__LISTED ENTRIES__.
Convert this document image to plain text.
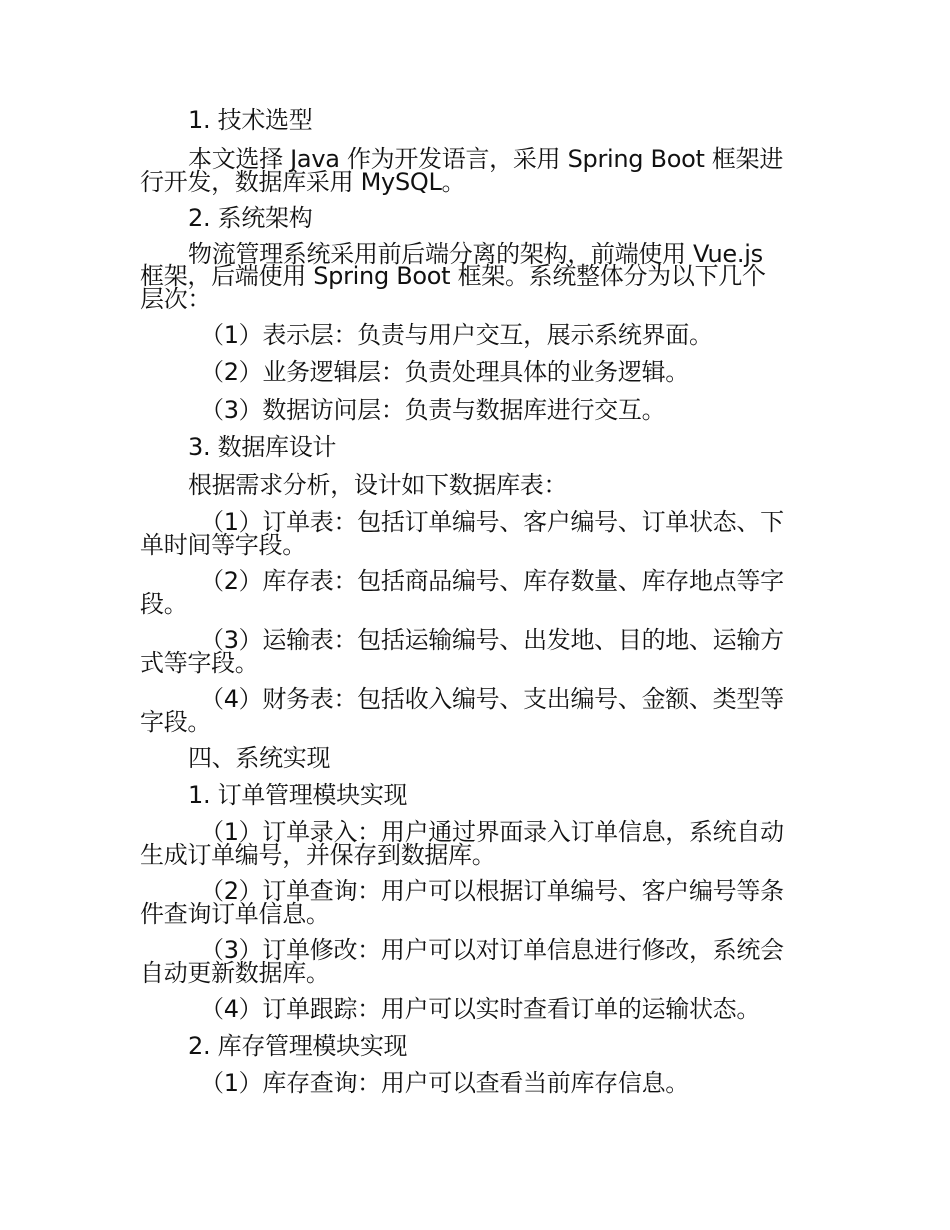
1. 技术选型
本文选择 Java 作为开发语言，采用 Spring Boot 框架进
行开发，数据库采用 MySQL。
2. 系统架构
物流管理系统采用前后端分离的架构，前端使用 Vue.js
框架，后端使用 Spring Boot 框架。系统整体分为以下几个
层次：
（1）表示层：负责与用户交互，展示系统界面。
（2）业务逻辑层：负责处理具体的业务逻辑。
（3）数据访问层：负责与数据库进行交互。
3. 数据库设计
根据需求分析，设计如下数据库表：
（1）订单表：包括订单编号、客户编号、订单状态、下
单时间等字段。
（2）库存表：包括商品编号、库存数量、库存地点等字
段。
（3）运输表：包括运输编号、出发地、目的地、运输方
式等字段。
（4）财务表：包括收入编号、支出编号、金额、类型等
字段。
四、系统实现
1. 订单管理模块实现
（1）订单录入：用户通过界面录入订单信息，系统自动
生成订单编号，并保存到数据库。
（2）订单查询：用户可以根据订单编号、客户编号等条
件查询订单信息。
（3）订单修改：用户可以对订单信息进行修改，系统会
自动更新数据库。
（4）订单跟踪：用户可以实时查看订单的运输状态。
2. 库存管理模块实现
（1）库存查询：用户可以查看当前库存信息。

__WRITTEN TASK__.
Copy the records exactly. Skip the pictures.

__EXERCISE ANSWER__.
Convert this document image to plain text.
1. 技术选型
本文选择 Java 作为开发语言，采用 Spring Boot 框架进
行开发，数据库采用 MySQL。
2. 系统架构
物流管理系统采用前后端分离的架构，前端使用 Vue.js
框架，后端使用 Spring Boot 框架。系统整体分为以下几个
层次：
（1）表示层：负责与用户交互，展示系统界面。
（2）业务逻辑层：负责处理具体的业务逻辑。
（3）数据访问层：负责与数据库进行交互。
3. 数据库设计
根据需求分析，设计如下数据库表：
（1）订单表：包括订单编号、客户编号、订单状态、下
单时间等字段。
（2）库存表：包括商品编号、库存数量、库存地点等字
段。
（3）运输表：包括运输编号、出发地、目的地、运输方
式等字段。
（4）财务表：包括收入编号、支出编号、金额、类型等
字段。
四、系统实现
1. 订单管理模块实现
（1）订单录入：用户通过界面录入订单信息，系统自动
生成订单编号，并保存到数据库。
（2）订单查询：用户可以根据订单编号、客户编号等条
件查询订单信息。
（3）订单修改：用户可以对订单信息进行修改，系统会
自动更新数据库。
（4）订单跟踪：用户可以实时查看订单的运输状态。
2. 库存管理模块实现
（1）库存查询：用户可以查看当前库存信息。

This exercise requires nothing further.